What to work on -
Go through the entries below. Copy each line in which "methods" appears.

(Data excerpts)
☆ ☆ ☆

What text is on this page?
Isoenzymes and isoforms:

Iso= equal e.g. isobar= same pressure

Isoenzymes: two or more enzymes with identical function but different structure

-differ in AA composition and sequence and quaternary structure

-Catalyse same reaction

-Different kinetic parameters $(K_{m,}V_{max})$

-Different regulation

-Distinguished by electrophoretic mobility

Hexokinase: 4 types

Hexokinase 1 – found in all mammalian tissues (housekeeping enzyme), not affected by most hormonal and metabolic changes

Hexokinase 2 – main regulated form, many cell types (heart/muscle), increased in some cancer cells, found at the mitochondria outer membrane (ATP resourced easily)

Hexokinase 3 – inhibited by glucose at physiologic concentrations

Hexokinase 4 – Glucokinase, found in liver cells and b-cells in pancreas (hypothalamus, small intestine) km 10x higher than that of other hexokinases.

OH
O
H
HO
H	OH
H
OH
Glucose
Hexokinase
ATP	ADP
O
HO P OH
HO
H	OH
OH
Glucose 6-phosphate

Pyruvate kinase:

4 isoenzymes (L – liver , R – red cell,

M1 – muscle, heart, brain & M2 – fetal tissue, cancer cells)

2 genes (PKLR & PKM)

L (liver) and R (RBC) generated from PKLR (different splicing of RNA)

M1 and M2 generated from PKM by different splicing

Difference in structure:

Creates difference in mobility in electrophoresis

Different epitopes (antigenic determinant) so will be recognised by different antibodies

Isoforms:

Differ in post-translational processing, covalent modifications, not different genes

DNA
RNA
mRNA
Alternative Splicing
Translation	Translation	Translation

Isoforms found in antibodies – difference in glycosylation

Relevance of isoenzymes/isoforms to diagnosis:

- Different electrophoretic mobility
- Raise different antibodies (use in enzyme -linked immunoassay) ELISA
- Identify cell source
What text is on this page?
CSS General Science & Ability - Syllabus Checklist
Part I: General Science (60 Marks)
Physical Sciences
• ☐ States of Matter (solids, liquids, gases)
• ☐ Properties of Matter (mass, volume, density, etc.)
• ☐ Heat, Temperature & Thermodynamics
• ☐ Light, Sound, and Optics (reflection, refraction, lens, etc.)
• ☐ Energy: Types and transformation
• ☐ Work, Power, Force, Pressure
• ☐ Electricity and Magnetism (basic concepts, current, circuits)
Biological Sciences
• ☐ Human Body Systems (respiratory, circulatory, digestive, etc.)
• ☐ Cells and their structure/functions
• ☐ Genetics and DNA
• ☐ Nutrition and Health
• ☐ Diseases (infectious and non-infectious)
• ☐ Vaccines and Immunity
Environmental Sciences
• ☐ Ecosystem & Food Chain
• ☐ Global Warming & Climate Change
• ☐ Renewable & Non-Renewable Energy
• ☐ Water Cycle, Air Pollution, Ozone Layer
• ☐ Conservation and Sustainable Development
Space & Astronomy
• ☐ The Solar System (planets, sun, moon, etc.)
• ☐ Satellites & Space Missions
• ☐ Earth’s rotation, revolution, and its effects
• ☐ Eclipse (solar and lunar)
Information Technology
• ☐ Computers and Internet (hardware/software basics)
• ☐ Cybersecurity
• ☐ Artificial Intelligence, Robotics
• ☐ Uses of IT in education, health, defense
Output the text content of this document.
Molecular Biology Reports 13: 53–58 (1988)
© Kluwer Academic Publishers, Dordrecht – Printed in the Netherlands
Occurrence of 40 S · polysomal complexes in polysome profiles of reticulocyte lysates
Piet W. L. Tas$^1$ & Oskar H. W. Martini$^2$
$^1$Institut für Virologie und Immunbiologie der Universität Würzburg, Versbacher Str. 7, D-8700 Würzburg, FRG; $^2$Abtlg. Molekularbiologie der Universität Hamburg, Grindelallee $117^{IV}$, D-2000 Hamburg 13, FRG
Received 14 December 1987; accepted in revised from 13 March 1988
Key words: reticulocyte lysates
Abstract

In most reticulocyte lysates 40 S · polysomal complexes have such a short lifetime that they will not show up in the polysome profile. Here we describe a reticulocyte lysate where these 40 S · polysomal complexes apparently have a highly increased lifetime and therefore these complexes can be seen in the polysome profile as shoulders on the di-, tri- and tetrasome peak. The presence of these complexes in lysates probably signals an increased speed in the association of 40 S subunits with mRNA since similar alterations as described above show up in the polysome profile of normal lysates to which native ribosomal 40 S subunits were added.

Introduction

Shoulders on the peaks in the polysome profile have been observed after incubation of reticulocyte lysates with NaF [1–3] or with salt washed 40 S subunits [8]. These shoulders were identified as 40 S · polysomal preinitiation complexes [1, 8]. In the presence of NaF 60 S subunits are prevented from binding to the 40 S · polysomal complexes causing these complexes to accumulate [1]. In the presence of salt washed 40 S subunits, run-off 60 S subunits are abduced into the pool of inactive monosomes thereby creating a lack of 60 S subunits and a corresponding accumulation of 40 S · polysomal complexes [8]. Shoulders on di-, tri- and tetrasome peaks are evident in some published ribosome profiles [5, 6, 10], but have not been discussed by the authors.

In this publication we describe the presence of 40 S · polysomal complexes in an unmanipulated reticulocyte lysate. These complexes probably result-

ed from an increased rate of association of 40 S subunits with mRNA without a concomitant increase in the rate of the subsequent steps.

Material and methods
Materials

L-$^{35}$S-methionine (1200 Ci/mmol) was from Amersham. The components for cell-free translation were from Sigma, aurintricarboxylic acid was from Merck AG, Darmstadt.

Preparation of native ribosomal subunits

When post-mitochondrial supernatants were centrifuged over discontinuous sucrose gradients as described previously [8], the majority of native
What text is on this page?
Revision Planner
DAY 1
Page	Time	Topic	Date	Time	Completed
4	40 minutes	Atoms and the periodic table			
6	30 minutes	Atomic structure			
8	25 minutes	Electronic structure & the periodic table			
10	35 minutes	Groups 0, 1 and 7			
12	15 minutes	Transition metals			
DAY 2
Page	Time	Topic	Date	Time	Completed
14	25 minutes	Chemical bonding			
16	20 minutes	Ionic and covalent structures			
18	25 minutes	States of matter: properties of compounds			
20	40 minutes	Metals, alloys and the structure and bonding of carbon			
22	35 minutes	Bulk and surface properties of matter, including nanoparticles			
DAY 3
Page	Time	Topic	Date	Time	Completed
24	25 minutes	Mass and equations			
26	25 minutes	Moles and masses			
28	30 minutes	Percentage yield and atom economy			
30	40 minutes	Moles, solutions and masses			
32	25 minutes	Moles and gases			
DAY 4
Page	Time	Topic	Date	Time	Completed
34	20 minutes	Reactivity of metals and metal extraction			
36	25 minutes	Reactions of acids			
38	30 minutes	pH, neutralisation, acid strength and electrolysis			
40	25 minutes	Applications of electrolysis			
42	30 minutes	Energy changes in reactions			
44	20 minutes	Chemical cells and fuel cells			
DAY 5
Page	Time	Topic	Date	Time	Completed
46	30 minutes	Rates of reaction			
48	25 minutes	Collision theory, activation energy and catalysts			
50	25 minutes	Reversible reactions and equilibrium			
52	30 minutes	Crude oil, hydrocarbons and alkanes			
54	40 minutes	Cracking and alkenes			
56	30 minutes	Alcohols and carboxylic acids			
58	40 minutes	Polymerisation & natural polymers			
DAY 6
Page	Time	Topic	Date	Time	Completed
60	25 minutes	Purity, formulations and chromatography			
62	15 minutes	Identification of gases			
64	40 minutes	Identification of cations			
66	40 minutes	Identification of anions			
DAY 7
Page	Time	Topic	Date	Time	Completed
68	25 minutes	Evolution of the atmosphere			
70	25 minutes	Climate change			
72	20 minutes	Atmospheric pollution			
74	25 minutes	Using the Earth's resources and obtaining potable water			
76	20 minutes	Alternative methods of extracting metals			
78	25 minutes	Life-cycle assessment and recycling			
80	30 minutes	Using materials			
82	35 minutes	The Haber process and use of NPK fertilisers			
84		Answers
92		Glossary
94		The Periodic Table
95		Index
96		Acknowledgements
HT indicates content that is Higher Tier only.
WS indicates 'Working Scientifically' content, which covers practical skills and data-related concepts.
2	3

☆ ☆ ☆

Solved exercise -
Material and methods
76	20 minutes	Alternative methods of extracting metals			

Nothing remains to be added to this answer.